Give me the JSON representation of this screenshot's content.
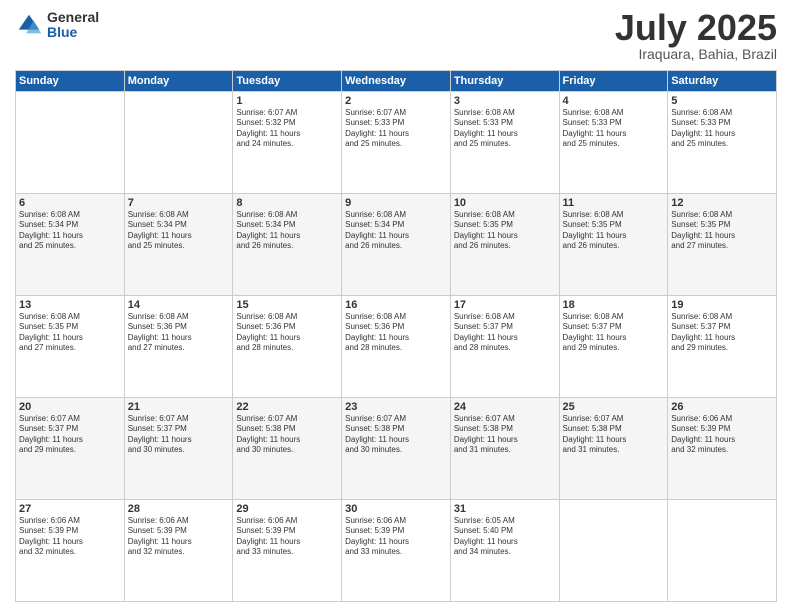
{
  "header": {
    "logo_general": "General",
    "logo_blue": "Blue",
    "month_title": "July 2025",
    "subtitle": "Iraquara, Bahia, Brazil"
  },
  "weekdays": [
    "Sunday",
    "Monday",
    "Tuesday",
    "Wednesday",
    "Thursday",
    "Friday",
    "Saturday"
  ],
  "weeks": [
    [
      {
        "day": "",
        "info": ""
      },
      {
        "day": "",
        "info": ""
      },
      {
        "day": "1",
        "info": "Sunrise: 6:07 AM\nSunset: 5:32 PM\nDaylight: 11 hours\nand 24 minutes."
      },
      {
        "day": "2",
        "info": "Sunrise: 6:07 AM\nSunset: 5:33 PM\nDaylight: 11 hours\nand 25 minutes."
      },
      {
        "day": "3",
        "info": "Sunrise: 6:08 AM\nSunset: 5:33 PM\nDaylight: 11 hours\nand 25 minutes."
      },
      {
        "day": "4",
        "info": "Sunrise: 6:08 AM\nSunset: 5:33 PM\nDaylight: 11 hours\nand 25 minutes."
      },
      {
        "day": "5",
        "info": "Sunrise: 6:08 AM\nSunset: 5:33 PM\nDaylight: 11 hours\nand 25 minutes."
      }
    ],
    [
      {
        "day": "6",
        "info": "Sunrise: 6:08 AM\nSunset: 5:34 PM\nDaylight: 11 hours\nand 25 minutes."
      },
      {
        "day": "7",
        "info": "Sunrise: 6:08 AM\nSunset: 5:34 PM\nDaylight: 11 hours\nand 25 minutes."
      },
      {
        "day": "8",
        "info": "Sunrise: 6:08 AM\nSunset: 5:34 PM\nDaylight: 11 hours\nand 26 minutes."
      },
      {
        "day": "9",
        "info": "Sunrise: 6:08 AM\nSunset: 5:34 PM\nDaylight: 11 hours\nand 26 minutes."
      },
      {
        "day": "10",
        "info": "Sunrise: 6:08 AM\nSunset: 5:35 PM\nDaylight: 11 hours\nand 26 minutes."
      },
      {
        "day": "11",
        "info": "Sunrise: 6:08 AM\nSunset: 5:35 PM\nDaylight: 11 hours\nand 26 minutes."
      },
      {
        "day": "12",
        "info": "Sunrise: 6:08 AM\nSunset: 5:35 PM\nDaylight: 11 hours\nand 27 minutes."
      }
    ],
    [
      {
        "day": "13",
        "info": "Sunrise: 6:08 AM\nSunset: 5:35 PM\nDaylight: 11 hours\nand 27 minutes."
      },
      {
        "day": "14",
        "info": "Sunrise: 6:08 AM\nSunset: 5:36 PM\nDaylight: 11 hours\nand 27 minutes."
      },
      {
        "day": "15",
        "info": "Sunrise: 6:08 AM\nSunset: 5:36 PM\nDaylight: 11 hours\nand 28 minutes."
      },
      {
        "day": "16",
        "info": "Sunrise: 6:08 AM\nSunset: 5:36 PM\nDaylight: 11 hours\nand 28 minutes."
      },
      {
        "day": "17",
        "info": "Sunrise: 6:08 AM\nSunset: 5:37 PM\nDaylight: 11 hours\nand 28 minutes."
      },
      {
        "day": "18",
        "info": "Sunrise: 6:08 AM\nSunset: 5:37 PM\nDaylight: 11 hours\nand 29 minutes."
      },
      {
        "day": "19",
        "info": "Sunrise: 6:08 AM\nSunset: 5:37 PM\nDaylight: 11 hours\nand 29 minutes."
      }
    ],
    [
      {
        "day": "20",
        "info": "Sunrise: 6:07 AM\nSunset: 5:37 PM\nDaylight: 11 hours\nand 29 minutes."
      },
      {
        "day": "21",
        "info": "Sunrise: 6:07 AM\nSunset: 5:37 PM\nDaylight: 11 hours\nand 30 minutes."
      },
      {
        "day": "22",
        "info": "Sunrise: 6:07 AM\nSunset: 5:38 PM\nDaylight: 11 hours\nand 30 minutes."
      },
      {
        "day": "23",
        "info": "Sunrise: 6:07 AM\nSunset: 5:38 PM\nDaylight: 11 hours\nand 30 minutes."
      },
      {
        "day": "24",
        "info": "Sunrise: 6:07 AM\nSunset: 5:38 PM\nDaylight: 11 hours\nand 31 minutes."
      },
      {
        "day": "25",
        "info": "Sunrise: 6:07 AM\nSunset: 5:38 PM\nDaylight: 11 hours\nand 31 minutes."
      },
      {
        "day": "26",
        "info": "Sunrise: 6:06 AM\nSunset: 5:39 PM\nDaylight: 11 hours\nand 32 minutes."
      }
    ],
    [
      {
        "day": "27",
        "info": "Sunrise: 6:06 AM\nSunset: 5:39 PM\nDaylight: 11 hours\nand 32 minutes."
      },
      {
        "day": "28",
        "info": "Sunrise: 6:06 AM\nSunset: 5:39 PM\nDaylight: 11 hours\nand 32 minutes."
      },
      {
        "day": "29",
        "info": "Sunrise: 6:06 AM\nSunset: 5:39 PM\nDaylight: 11 hours\nand 33 minutes."
      },
      {
        "day": "30",
        "info": "Sunrise: 6:06 AM\nSunset: 5:39 PM\nDaylight: 11 hours\nand 33 minutes."
      },
      {
        "day": "31",
        "info": "Sunrise: 6:05 AM\nSunset: 5:40 PM\nDaylight: 11 hours\nand 34 minutes."
      },
      {
        "day": "",
        "info": ""
      },
      {
        "day": "",
        "info": ""
      }
    ]
  ]
}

══════

Output the lines above in full and exactly as given, omitting any pictures.

* _Solution to the exercise_:
Give me the JSON representation of this screenshot's content.
{
  "header": {
    "logo_general": "General",
    "logo_blue": "Blue",
    "month_title": "July 2025",
    "subtitle": "Iraquara, Bahia, Brazil"
  },
  "weekdays": [
    "Sunday",
    "Monday",
    "Tuesday",
    "Wednesday",
    "Thursday",
    "Friday",
    "Saturday"
  ],
  "weeks": [
    [
      {
        "day": "",
        "info": ""
      },
      {
        "day": "",
        "info": ""
      },
      {
        "day": "1",
        "info": "Sunrise: 6:07 AM\nSunset: 5:32 PM\nDaylight: 11 hours\nand 24 minutes."
      },
      {
        "day": "2",
        "info": "Sunrise: 6:07 AM\nSunset: 5:33 PM\nDaylight: 11 hours\nand 25 minutes."
      },
      {
        "day": "3",
        "info": "Sunrise: 6:08 AM\nSunset: 5:33 PM\nDaylight: 11 hours\nand 25 minutes."
      },
      {
        "day": "4",
        "info": "Sunrise: 6:08 AM\nSunset: 5:33 PM\nDaylight: 11 hours\nand 25 minutes."
      },
      {
        "day": "5",
        "info": "Sunrise: 6:08 AM\nSunset: 5:33 PM\nDaylight: 11 hours\nand 25 minutes."
      }
    ],
    [
      {
        "day": "6",
        "info": "Sunrise: 6:08 AM\nSunset: 5:34 PM\nDaylight: 11 hours\nand 25 minutes."
      },
      {
        "day": "7",
        "info": "Sunrise: 6:08 AM\nSunset: 5:34 PM\nDaylight: 11 hours\nand 25 minutes."
      },
      {
        "day": "8",
        "info": "Sunrise: 6:08 AM\nSunset: 5:34 PM\nDaylight: 11 hours\nand 26 minutes."
      },
      {
        "day": "9",
        "info": "Sunrise: 6:08 AM\nSunset: 5:34 PM\nDaylight: 11 hours\nand 26 minutes."
      },
      {
        "day": "10",
        "info": "Sunrise: 6:08 AM\nSunset: 5:35 PM\nDaylight: 11 hours\nand 26 minutes."
      },
      {
        "day": "11",
        "info": "Sunrise: 6:08 AM\nSunset: 5:35 PM\nDaylight: 11 hours\nand 26 minutes."
      },
      {
        "day": "12",
        "info": "Sunrise: 6:08 AM\nSunset: 5:35 PM\nDaylight: 11 hours\nand 27 minutes."
      }
    ],
    [
      {
        "day": "13",
        "info": "Sunrise: 6:08 AM\nSunset: 5:35 PM\nDaylight: 11 hours\nand 27 minutes."
      },
      {
        "day": "14",
        "info": "Sunrise: 6:08 AM\nSunset: 5:36 PM\nDaylight: 11 hours\nand 27 minutes."
      },
      {
        "day": "15",
        "info": "Sunrise: 6:08 AM\nSunset: 5:36 PM\nDaylight: 11 hours\nand 28 minutes."
      },
      {
        "day": "16",
        "info": "Sunrise: 6:08 AM\nSunset: 5:36 PM\nDaylight: 11 hours\nand 28 minutes."
      },
      {
        "day": "17",
        "info": "Sunrise: 6:08 AM\nSunset: 5:37 PM\nDaylight: 11 hours\nand 28 minutes."
      },
      {
        "day": "18",
        "info": "Sunrise: 6:08 AM\nSunset: 5:37 PM\nDaylight: 11 hours\nand 29 minutes."
      },
      {
        "day": "19",
        "info": "Sunrise: 6:08 AM\nSunset: 5:37 PM\nDaylight: 11 hours\nand 29 minutes."
      }
    ],
    [
      {
        "day": "20",
        "info": "Sunrise: 6:07 AM\nSunset: 5:37 PM\nDaylight: 11 hours\nand 29 minutes."
      },
      {
        "day": "21",
        "info": "Sunrise: 6:07 AM\nSunset: 5:37 PM\nDaylight: 11 hours\nand 30 minutes."
      },
      {
        "day": "22",
        "info": "Sunrise: 6:07 AM\nSunset: 5:38 PM\nDaylight: 11 hours\nand 30 minutes."
      },
      {
        "day": "23",
        "info": "Sunrise: 6:07 AM\nSunset: 5:38 PM\nDaylight: 11 hours\nand 30 minutes."
      },
      {
        "day": "24",
        "info": "Sunrise: 6:07 AM\nSunset: 5:38 PM\nDaylight: 11 hours\nand 31 minutes."
      },
      {
        "day": "25",
        "info": "Sunrise: 6:07 AM\nSunset: 5:38 PM\nDaylight: 11 hours\nand 31 minutes."
      },
      {
        "day": "26",
        "info": "Sunrise: 6:06 AM\nSunset: 5:39 PM\nDaylight: 11 hours\nand 32 minutes."
      }
    ],
    [
      {
        "day": "27",
        "info": "Sunrise: 6:06 AM\nSunset: 5:39 PM\nDaylight: 11 hours\nand 32 minutes."
      },
      {
        "day": "28",
        "info": "Sunrise: 6:06 AM\nSunset: 5:39 PM\nDaylight: 11 hours\nand 32 minutes."
      },
      {
        "day": "29",
        "info": "Sunrise: 6:06 AM\nSunset: 5:39 PM\nDaylight: 11 hours\nand 33 minutes."
      },
      {
        "day": "30",
        "info": "Sunrise: 6:06 AM\nSunset: 5:39 PM\nDaylight: 11 hours\nand 33 minutes."
      },
      {
        "day": "31",
        "info": "Sunrise: 6:05 AM\nSunset: 5:40 PM\nDaylight: 11 hours\nand 34 minutes."
      },
      {
        "day": "",
        "info": ""
      },
      {
        "day": "",
        "info": ""
      }
    ]
  ]
}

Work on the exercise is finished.